| Data provided |
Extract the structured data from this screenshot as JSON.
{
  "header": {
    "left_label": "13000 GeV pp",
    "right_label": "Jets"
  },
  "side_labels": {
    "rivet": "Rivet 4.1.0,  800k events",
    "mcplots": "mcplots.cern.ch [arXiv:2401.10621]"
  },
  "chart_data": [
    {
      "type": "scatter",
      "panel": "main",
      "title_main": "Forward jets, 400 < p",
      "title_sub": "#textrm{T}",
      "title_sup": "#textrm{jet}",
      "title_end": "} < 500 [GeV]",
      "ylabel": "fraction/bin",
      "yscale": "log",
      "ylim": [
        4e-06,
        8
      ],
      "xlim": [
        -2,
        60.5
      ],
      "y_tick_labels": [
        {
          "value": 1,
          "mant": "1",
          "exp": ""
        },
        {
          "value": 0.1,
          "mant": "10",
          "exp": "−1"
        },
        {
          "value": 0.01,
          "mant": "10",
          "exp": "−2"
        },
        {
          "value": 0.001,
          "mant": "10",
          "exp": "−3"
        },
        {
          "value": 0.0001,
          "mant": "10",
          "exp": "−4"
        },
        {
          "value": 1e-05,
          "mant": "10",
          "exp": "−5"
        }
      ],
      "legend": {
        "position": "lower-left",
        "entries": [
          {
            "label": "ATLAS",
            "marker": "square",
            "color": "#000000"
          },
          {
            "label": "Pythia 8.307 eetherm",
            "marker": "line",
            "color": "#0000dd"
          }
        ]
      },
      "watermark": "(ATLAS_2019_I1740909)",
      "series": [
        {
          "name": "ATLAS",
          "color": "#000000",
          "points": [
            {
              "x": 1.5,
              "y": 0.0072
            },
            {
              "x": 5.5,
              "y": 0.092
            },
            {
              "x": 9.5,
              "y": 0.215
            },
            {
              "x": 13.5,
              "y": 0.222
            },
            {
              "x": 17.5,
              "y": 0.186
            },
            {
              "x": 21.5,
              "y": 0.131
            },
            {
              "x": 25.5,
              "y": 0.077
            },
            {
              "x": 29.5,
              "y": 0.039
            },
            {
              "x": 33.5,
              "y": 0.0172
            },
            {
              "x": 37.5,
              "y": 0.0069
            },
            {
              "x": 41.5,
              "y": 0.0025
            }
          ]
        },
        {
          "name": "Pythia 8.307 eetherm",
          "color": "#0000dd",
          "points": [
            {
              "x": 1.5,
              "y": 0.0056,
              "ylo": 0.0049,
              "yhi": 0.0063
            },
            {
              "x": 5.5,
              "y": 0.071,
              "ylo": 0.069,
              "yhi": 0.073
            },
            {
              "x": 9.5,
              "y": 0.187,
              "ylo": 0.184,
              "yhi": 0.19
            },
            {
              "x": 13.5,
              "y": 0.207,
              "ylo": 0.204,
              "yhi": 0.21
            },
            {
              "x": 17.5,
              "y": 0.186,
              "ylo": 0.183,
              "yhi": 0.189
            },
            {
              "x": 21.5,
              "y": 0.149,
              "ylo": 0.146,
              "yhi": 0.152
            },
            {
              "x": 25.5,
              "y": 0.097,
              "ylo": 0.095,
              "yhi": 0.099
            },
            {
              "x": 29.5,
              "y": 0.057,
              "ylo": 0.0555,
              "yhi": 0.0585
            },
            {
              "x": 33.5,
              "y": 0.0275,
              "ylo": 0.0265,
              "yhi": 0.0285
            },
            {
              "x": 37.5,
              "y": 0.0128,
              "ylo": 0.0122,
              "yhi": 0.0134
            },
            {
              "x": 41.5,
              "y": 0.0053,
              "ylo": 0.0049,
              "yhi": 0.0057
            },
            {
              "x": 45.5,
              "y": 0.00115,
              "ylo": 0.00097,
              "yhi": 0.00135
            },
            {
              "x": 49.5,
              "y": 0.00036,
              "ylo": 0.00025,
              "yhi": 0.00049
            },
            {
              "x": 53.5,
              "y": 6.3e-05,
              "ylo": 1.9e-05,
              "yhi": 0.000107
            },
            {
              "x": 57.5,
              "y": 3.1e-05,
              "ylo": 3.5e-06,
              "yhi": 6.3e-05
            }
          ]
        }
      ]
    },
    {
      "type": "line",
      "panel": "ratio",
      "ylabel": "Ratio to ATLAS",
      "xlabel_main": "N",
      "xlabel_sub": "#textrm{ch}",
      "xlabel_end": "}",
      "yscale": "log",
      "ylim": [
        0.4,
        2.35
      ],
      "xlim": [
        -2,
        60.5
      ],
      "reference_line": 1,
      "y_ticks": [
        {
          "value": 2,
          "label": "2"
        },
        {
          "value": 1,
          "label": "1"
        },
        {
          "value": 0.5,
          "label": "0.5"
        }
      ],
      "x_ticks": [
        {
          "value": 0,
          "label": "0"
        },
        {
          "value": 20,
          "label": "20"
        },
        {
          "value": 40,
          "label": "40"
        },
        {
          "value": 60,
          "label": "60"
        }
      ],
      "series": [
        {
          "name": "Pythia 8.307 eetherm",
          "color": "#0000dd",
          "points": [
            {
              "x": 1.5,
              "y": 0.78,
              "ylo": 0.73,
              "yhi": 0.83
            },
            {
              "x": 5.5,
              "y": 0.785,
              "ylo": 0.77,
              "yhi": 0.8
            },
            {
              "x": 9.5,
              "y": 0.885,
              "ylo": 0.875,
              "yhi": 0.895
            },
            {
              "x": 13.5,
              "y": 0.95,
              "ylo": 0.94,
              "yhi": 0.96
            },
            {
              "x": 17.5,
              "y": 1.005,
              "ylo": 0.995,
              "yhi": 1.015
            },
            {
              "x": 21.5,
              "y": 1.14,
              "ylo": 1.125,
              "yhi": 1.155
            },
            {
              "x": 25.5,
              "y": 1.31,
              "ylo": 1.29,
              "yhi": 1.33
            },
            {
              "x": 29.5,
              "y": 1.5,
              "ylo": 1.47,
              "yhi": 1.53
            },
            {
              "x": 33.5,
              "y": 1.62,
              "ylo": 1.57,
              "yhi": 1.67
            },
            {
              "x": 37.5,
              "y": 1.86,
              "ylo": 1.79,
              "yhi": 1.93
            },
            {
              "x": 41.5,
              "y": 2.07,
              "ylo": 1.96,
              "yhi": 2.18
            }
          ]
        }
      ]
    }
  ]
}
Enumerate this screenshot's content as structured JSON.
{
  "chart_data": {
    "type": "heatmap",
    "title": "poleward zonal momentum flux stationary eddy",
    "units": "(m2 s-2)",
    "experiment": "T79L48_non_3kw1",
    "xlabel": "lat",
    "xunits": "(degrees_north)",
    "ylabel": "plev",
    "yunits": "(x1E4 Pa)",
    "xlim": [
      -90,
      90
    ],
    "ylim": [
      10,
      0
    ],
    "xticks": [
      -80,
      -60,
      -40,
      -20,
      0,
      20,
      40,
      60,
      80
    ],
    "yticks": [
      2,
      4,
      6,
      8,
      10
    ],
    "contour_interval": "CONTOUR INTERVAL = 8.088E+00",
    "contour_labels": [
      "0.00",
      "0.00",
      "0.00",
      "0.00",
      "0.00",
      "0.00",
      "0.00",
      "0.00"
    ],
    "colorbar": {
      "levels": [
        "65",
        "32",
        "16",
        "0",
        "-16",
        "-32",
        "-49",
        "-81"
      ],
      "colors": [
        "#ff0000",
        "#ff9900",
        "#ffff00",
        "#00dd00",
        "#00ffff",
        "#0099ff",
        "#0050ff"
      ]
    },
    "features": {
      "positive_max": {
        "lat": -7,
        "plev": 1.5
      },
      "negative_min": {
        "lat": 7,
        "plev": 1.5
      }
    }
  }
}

| Challenge |
Gather each line in the data that holds the string "type".

| Problem solution |
      "type": "scatter",
      "type": "line",
    "type": "heatmap",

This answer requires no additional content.